◆ **YOUR TASK**
Leave the pictures out, and retype all of the material exactly as written.

◆ **DATASET RECORDS**
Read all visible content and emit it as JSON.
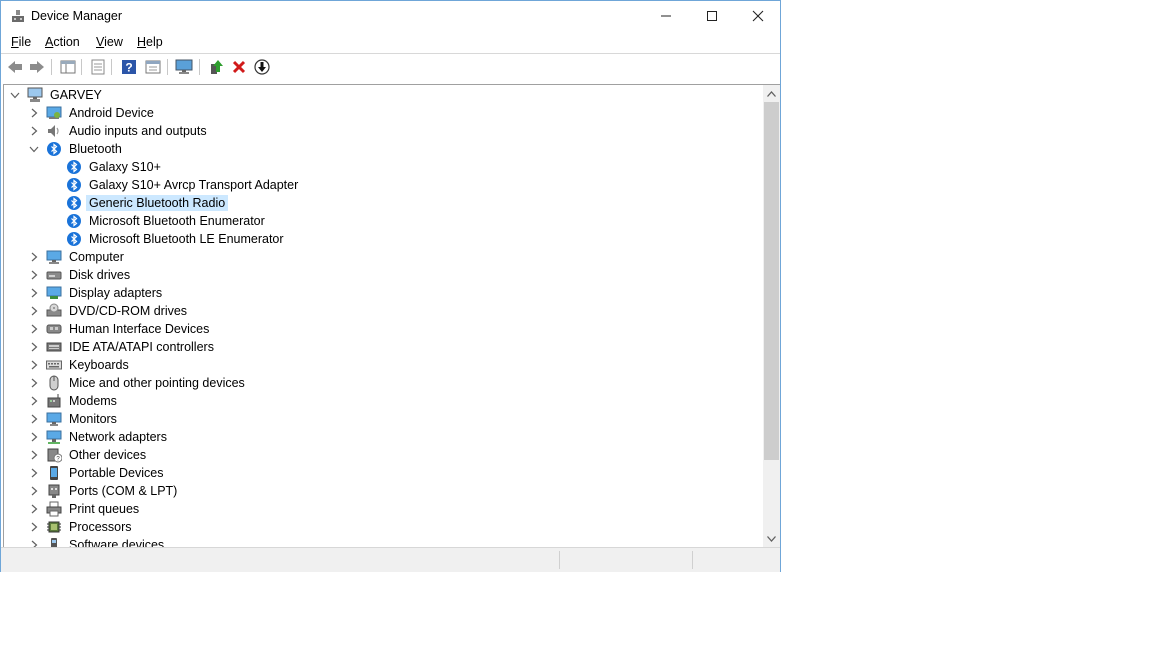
{
  "window": {
    "title": "Device Manager"
  },
  "menu": [
    "File",
    "Action",
    "View",
    "Help"
  ],
  "toolbar": {
    "icons": [
      "back-arrow-icon",
      "forward-arrow-icon",
      "show-hide-tree-icon",
      "properties-icon",
      "help-icon",
      "view-icon",
      "scan-hardware-icon",
      "update-driver-icon",
      "uninstall-icon",
      "disable-device-icon"
    ]
  },
  "tree": {
    "root": "GARVEY",
    "categories": [
      {
        "label": "Android Device",
        "icon": "android-device-icon",
        "expanded": false
      },
      {
        "label": "Audio inputs and outputs",
        "icon": "speaker-icon",
        "expanded": false
      },
      {
        "label": "Bluetooth",
        "icon": "bluetooth-icon",
        "expanded": true,
        "children": [
          "Galaxy S10+",
          "Galaxy S10+ Avrcp Transport Adapter",
          "Generic Bluetooth Radio",
          "Microsoft Bluetooth Enumerator",
          "Microsoft Bluetooth LE Enumerator"
        ],
        "selected_child": 2
      },
      {
        "label": "Computer",
        "icon": "computer-icon",
        "expanded": false
      },
      {
        "label": "Disk drives",
        "icon": "disk-drive-icon",
        "expanded": false
      },
      {
        "label": "Display adapters",
        "icon": "display-adapter-icon",
        "expanded": false
      },
      {
        "label": "DVD/CD-ROM drives",
        "icon": "dvd-drive-icon",
        "expanded": false
      },
      {
        "label": "Human Interface Devices",
        "icon": "hid-icon",
        "expanded": false
      },
      {
        "label": "IDE ATA/ATAPI controllers",
        "icon": "ide-controller-icon",
        "expanded": false
      },
      {
        "label": "Keyboards",
        "icon": "keyboard-icon",
        "expanded": false
      },
      {
        "label": "Mice and other pointing devices",
        "icon": "mouse-icon",
        "expanded": false
      },
      {
        "label": "Modems",
        "icon": "modem-icon",
        "expanded": false
      },
      {
        "label": "Monitors",
        "icon": "monitor-icon",
        "expanded": false
      },
      {
        "label": "Network adapters",
        "icon": "network-adapter-icon",
        "expanded": false
      },
      {
        "label": "Other devices",
        "icon": "other-devices-icon",
        "expanded": false
      },
      {
        "label": "Portable Devices",
        "icon": "portable-device-icon",
        "expanded": false
      },
      {
        "label": "Ports (COM & LPT)",
        "icon": "port-icon",
        "expanded": false
      },
      {
        "label": "Print queues",
        "icon": "printer-icon",
        "expanded": false
      },
      {
        "label": "Processors",
        "icon": "processor-icon",
        "expanded": false
      },
      {
        "label": "Software devices",
        "icon": "software-device-icon",
        "expanded": false
      }
    ]
  },
  "colors": {
    "selection": "#cce8ff",
    "bluetooth": "#1a73d9",
    "uninstall": "#d11a1a",
    "window_border": "#6fa6d8"
  }
}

◆ **CORRECT RESPONSE**
Read all visible content and emit it as JSON.
{
  "window": {
    "title": "Device Manager"
  },
  "menu": [
    "File",
    "Action",
    "View",
    "Help"
  ],
  "toolbar": {
    "icons": [
      "back-arrow-icon",
      "forward-arrow-icon",
      "show-hide-tree-icon",
      "properties-icon",
      "help-icon",
      "view-icon",
      "scan-hardware-icon",
      "update-driver-icon",
      "uninstall-icon",
      "disable-device-icon"
    ]
  },
  "tree": {
    "root": "GARVEY",
    "categories": [
      {
        "label": "Android Device",
        "icon": "android-device-icon",
        "expanded": false
      },
      {
        "label": "Audio inputs and outputs",
        "icon": "speaker-icon",
        "expanded": false
      },
      {
        "label": "Bluetooth",
        "icon": "bluetooth-icon",
        "expanded": true,
        "children": [
          "Galaxy S10+",
          "Galaxy S10+ Avrcp Transport Adapter",
          "Generic Bluetooth Radio",
          "Microsoft Bluetooth Enumerator",
          "Microsoft Bluetooth LE Enumerator"
        ],
        "selected_child": 2
      },
      {
        "label": "Computer",
        "icon": "computer-icon",
        "expanded": false
      },
      {
        "label": "Disk drives",
        "icon": "disk-drive-icon",
        "expanded": false
      },
      {
        "label": "Display adapters",
        "icon": "display-adapter-icon",
        "expanded": false
      },
      {
        "label": "DVD/CD-ROM drives",
        "icon": "dvd-drive-icon",
        "expanded": false
      },
      {
        "label": "Human Interface Devices",
        "icon": "hid-icon",
        "expanded": false
      },
      {
        "label": "IDE ATA/ATAPI controllers",
        "icon": "ide-controller-icon",
        "expanded": false
      },
      {
        "label": "Keyboards",
        "icon": "keyboard-icon",
        "expanded": false
      },
      {
        "label": "Mice and other pointing devices",
        "icon": "mouse-icon",
        "expanded": false
      },
      {
        "label": "Modems",
        "icon": "modem-icon",
        "expanded": false
      },
      {
        "label": "Monitors",
        "icon": "monitor-icon",
        "expanded": false
      },
      {
        "label": "Network adapters",
        "icon": "network-adapter-icon",
        "expanded": false
      },
      {
        "label": "Other devices",
        "icon": "other-devices-icon",
        "expanded": false
      },
      {
        "label": "Portable Devices",
        "icon": "portable-device-icon",
        "expanded": false
      },
      {
        "label": "Ports (COM & LPT)",
        "icon": "port-icon",
        "expanded": false
      },
      {
        "label": "Print queues",
        "icon": "printer-icon",
        "expanded": false
      },
      {
        "label": "Processors",
        "icon": "processor-icon",
        "expanded": false
      },
      {
        "label": "Software devices",
        "icon": "software-device-icon",
        "expanded": false
      }
    ]
  },
  "colors": {
    "selection": "#cce8ff",
    "bluetooth": "#1a73d9",
    "uninstall": "#d11a1a",
    "window_border": "#6fa6d8"
  }
}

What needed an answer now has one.